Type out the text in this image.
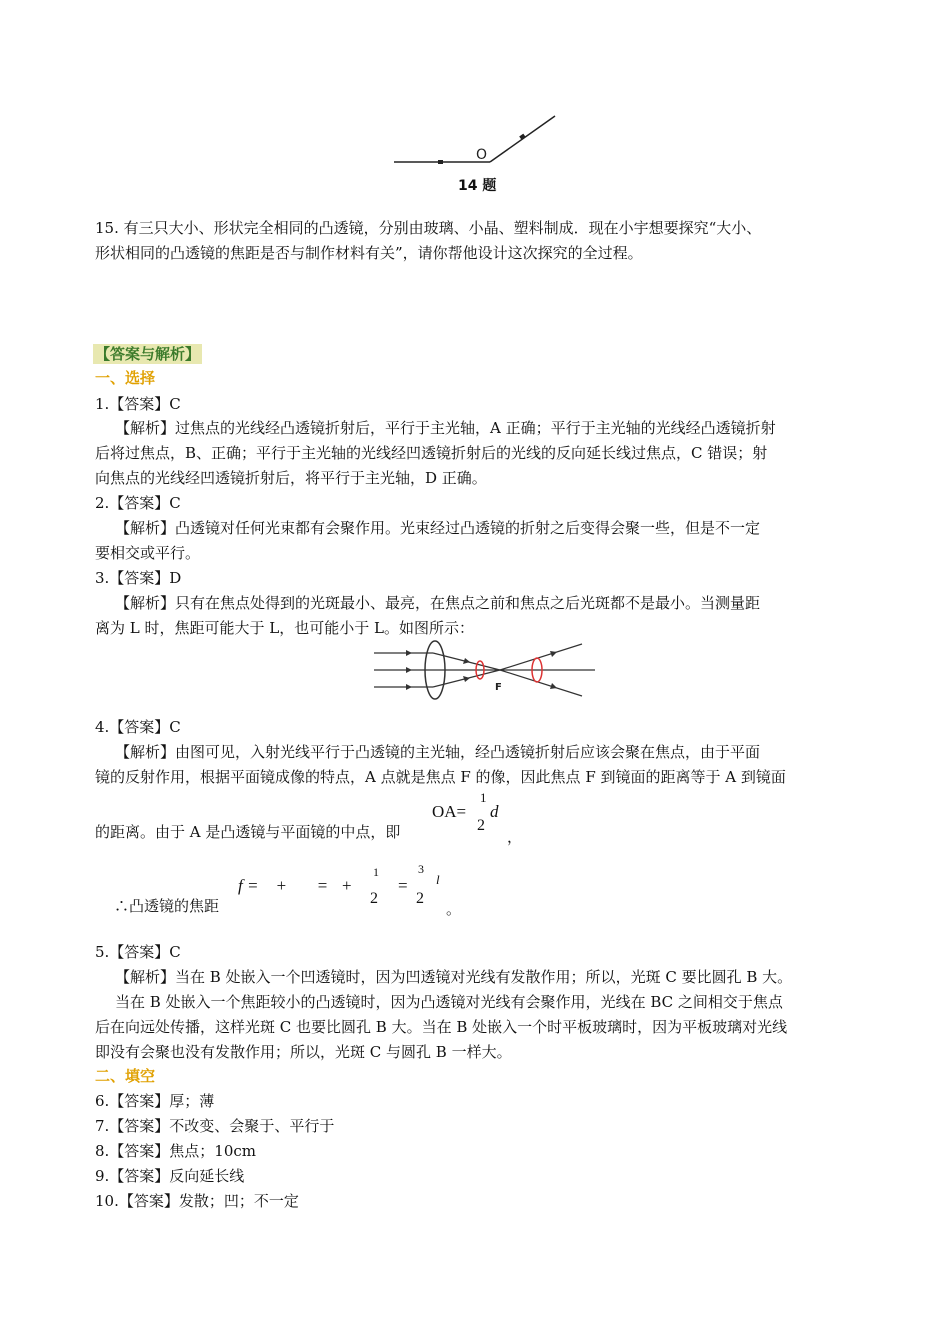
O
14 题
15. 有三只大小、形状完全相同的凸透镜，分别由玻璃、小晶、塑料制成．现在小宇想要探究“大小、
形状相同的凸透镜的焦距是否与制作材料有关”，请你帮他设计这次探究的全过程。
【答案与解析】
一、选择
1.【答案】C
【解析】过焦点的光线经凸透镜折射后，平行于主光轴，A 正确；平行于主光轴的光线经凸透镜折射
后将过焦点，B、正确；平行于主光轴的光线经凹透镜折射后的光线的反向延长线过焦点，C 错误；射
向焦点的光线经凹透镜折射后，将平行于主光轴，D 正确。
2.【答案】C
【解析】凸透镜对任何光束都有会聚作用。光束经过凸透镜的折射之后变得会聚一些，但是不一定
要相交或平行。
3.【答案】D
【解析】只有在焦点处得到的光斑最小、最亮，在焦点之前和焦点之后光斑都不是最小。当测量距
离为 L 时，焦距可能大于 L，也可能小于 L。如图所示：
F
4.【答案】C
【解析】由图可见，入射光线平行于凸透镜的主光轴，经凸透镜折射后应该会聚在焦点，由于平面
镜的反射作用，根据平面镜成像的特点，A 点就是焦点 F 的像，因此焦点 F 到镜面的距离等于 A 到镜面
OA=
1
2
d
的距离。由于 A 是凸透镜与平面镜的中点，即	，
f =    +       =   +
1
2
=
3
2
l
∴凸透镜的焦距	。
5.【答案】C
【解析】当在 B 处嵌入一个凹透镜时，因为凹透镜对光线有发散作用；所以，光斑 C 要比圆孔 B 大。
当在 B 处嵌入一个焦距较小的凸透镜时，因为凸透镜对光线有会聚作用，光线在 BC 之间相交于焦点
后在向远处传播，这样光斑 C 也要比圆孔 B 大。当在 B 处嵌入一个时平板玻璃时，因为平板玻璃对光线
即没有会聚也没有发散作用；所以，光斑 C 与圆孔 B 一样大。
二、填空
6.【答案】厚；薄
7.【答案】不改变、会聚于、平行于
8.【答案】焦点；10cm
9.【答案】反向延长线
10.【答案】发散；凹；不一定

Exercise: Repeat each entry precisely as it appears. Leave the pictures out.

Expected answer:
Type out the text in this image.
O
14 题
15. 有三只大小、形状完全相同的凸透镜，分别由玻璃、小晶、塑料制成．现在小宇想要探究“大小、
形状相同的凸透镜的焦距是否与制作材料有关”，请你帮他设计这次探究的全过程。
【答案与解析】
一、选择
1.【答案】C
【解析】过焦点的光线经凸透镜折射后，平行于主光轴，A 正确；平行于主光轴的光线经凸透镜折射
后将过焦点，B、正确；平行于主光轴的光线经凹透镜折射后的光线的反向延长线过焦点，C 错误；射
向焦点的光线经凹透镜折射后，将平行于主光轴，D 正确。
2.【答案】C
【解析】凸透镜对任何光束都有会聚作用。光束经过凸透镜的折射之后变得会聚一些，但是不一定
要相交或平行。
3.【答案】D
【解析】只有在焦点处得到的光斑最小、最亮，在焦点之前和焦点之后光斑都不是最小。当测量距
离为 L 时，焦距可能大于 L，也可能小于 L。如图所示：
F
4.【答案】C
【解析】由图可见，入射光线平行于凸透镜的主光轴，经凸透镜折射后应该会聚在焦点，由于平面
镜的反射作用，根据平面镜成像的特点，A 点就是焦点 F 的像，因此焦点 F 到镜面的距离等于 A 到镜面
OA=
1
2
d
的距离。由于 A 是凸透镜与平面镜的中点，即	，
f =    +       =   +
1
2
=
3
2
l
∴凸透镜的焦距	。
5.【答案】C
【解析】当在 B 处嵌入一个凹透镜时，因为凹透镜对光线有发散作用；所以，光斑 C 要比圆孔 B 大。
当在 B 处嵌入一个焦距较小的凸透镜时，因为凸透镜对光线有会聚作用，光线在 BC 之间相交于焦点
后在向远处传播，这样光斑 C 也要比圆孔 B 大。当在 B 处嵌入一个时平板玻璃时，因为平板玻璃对光线
即没有会聚也没有发散作用；所以，光斑 C 与圆孔 B 一样大。
二、填空
6.【答案】厚；薄
7.【答案】不改变、会聚于、平行于
8.【答案】焦点；10cm
9.【答案】反向延长线
10.【答案】发散；凹；不一定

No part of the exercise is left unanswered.